====== RAW RECORDS
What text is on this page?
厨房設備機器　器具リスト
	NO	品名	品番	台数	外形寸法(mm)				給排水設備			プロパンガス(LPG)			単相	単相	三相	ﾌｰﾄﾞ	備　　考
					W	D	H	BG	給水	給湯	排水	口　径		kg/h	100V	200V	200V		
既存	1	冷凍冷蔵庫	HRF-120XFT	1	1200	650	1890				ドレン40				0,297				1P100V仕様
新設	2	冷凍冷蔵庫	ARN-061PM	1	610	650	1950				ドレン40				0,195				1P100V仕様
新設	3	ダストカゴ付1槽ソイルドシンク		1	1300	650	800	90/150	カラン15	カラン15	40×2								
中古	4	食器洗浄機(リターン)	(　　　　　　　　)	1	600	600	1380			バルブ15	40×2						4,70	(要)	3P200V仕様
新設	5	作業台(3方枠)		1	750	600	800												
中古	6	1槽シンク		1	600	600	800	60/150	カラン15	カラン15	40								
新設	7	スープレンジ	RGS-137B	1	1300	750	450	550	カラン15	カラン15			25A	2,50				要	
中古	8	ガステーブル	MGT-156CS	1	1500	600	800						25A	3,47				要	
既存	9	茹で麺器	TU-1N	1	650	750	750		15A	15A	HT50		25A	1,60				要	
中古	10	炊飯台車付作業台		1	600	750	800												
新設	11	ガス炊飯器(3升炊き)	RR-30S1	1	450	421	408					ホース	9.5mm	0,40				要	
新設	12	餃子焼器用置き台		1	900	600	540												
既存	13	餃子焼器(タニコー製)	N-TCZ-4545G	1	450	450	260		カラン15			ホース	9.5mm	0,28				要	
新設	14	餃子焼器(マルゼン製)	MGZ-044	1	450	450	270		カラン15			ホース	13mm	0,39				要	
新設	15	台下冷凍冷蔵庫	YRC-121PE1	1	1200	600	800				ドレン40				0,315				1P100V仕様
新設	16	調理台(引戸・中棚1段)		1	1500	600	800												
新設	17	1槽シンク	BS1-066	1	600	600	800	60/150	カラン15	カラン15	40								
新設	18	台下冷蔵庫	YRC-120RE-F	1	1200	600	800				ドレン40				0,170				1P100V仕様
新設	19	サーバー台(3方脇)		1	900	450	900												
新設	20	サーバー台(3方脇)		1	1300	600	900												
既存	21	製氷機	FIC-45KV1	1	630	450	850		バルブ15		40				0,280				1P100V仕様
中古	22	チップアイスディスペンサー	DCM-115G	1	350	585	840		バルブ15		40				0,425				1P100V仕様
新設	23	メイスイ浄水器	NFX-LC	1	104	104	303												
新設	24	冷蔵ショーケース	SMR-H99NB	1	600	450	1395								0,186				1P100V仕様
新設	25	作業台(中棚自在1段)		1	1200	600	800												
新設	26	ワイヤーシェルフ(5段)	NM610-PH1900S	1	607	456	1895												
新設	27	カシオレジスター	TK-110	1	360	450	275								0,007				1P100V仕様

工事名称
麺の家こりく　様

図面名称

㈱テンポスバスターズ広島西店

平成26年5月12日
============
====== RAW RECORDS
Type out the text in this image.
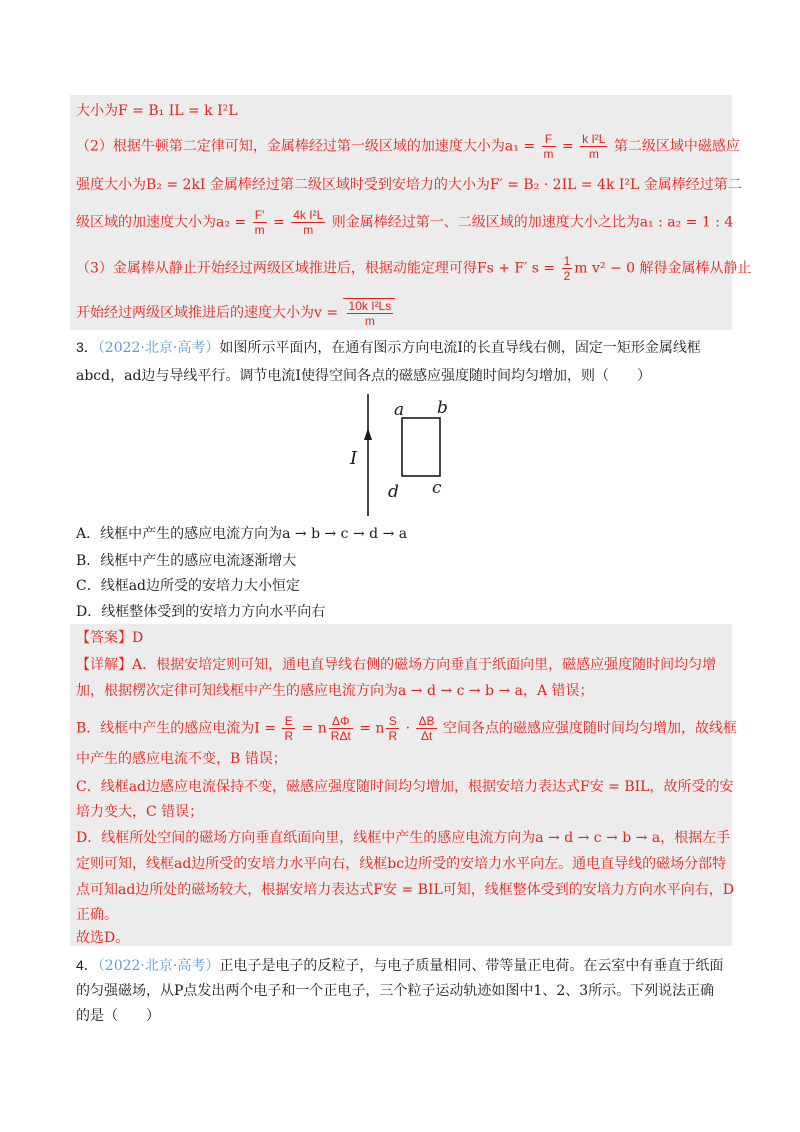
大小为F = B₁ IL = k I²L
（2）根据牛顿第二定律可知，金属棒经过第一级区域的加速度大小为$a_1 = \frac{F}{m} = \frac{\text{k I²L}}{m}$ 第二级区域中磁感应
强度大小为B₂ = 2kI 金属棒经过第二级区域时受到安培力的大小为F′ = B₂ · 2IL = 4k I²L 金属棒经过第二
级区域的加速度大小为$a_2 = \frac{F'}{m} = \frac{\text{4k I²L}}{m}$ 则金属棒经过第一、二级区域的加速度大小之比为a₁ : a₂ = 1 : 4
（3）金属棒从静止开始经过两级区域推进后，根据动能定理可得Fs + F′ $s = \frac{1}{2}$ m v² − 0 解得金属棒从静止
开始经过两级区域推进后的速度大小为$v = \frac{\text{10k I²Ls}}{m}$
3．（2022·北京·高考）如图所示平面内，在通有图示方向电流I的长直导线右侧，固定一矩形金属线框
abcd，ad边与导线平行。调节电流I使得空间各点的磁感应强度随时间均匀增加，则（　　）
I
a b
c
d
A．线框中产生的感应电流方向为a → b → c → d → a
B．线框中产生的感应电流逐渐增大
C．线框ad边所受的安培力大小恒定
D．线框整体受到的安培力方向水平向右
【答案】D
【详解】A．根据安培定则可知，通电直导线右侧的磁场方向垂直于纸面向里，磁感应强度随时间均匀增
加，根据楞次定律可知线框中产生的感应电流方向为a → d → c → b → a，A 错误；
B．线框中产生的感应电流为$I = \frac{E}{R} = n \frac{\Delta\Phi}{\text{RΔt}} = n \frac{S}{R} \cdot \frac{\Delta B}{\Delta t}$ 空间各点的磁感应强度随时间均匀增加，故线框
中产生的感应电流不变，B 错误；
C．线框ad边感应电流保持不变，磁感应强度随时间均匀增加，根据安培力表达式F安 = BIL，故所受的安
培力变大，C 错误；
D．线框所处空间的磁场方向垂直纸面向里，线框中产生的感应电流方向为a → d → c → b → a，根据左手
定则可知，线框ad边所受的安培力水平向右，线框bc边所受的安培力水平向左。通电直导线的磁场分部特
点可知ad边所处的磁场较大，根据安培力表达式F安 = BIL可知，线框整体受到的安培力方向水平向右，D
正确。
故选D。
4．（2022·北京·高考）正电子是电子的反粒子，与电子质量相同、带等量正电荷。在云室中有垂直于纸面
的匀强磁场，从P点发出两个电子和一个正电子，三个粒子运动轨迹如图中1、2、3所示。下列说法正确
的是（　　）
============
====== RAW RECORDS
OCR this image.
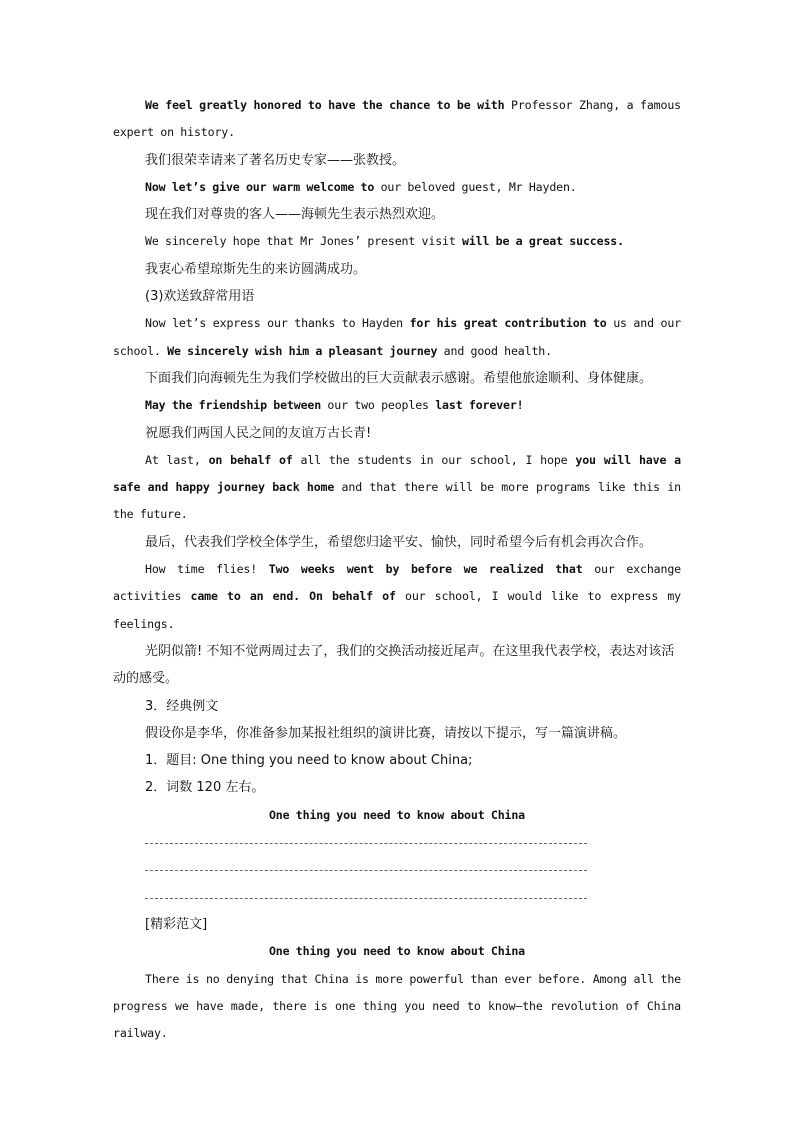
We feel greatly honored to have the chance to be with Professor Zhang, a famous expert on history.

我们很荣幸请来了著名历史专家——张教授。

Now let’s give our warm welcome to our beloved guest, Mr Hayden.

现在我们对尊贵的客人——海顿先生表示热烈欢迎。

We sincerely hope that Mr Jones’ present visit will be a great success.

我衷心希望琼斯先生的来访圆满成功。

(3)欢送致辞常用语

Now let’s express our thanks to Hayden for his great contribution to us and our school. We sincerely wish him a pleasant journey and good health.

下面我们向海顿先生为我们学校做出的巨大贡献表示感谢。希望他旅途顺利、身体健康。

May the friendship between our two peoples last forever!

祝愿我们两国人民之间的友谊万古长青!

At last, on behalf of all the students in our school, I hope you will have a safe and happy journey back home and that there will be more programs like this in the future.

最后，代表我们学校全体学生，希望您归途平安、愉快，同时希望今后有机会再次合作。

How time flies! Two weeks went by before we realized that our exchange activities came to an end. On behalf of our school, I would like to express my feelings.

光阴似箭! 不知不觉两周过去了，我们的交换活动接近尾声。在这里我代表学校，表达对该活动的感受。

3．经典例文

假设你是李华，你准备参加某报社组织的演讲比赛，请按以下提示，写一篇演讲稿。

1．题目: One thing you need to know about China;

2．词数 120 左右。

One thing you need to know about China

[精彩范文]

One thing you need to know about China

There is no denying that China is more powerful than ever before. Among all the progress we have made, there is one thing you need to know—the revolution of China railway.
============
Search the data above for the string "根据安培力表达式F安" and return every line that has it.

C．线框ad边感应电流保持不变，磁感应强度随时间均匀增加，根据安培力表达式F安 = BIL，故所受的安
点可知ad边所处的磁场较大，根据安培力表达式F安 = BIL可知，线框整体受到的安培力方向水平向右，D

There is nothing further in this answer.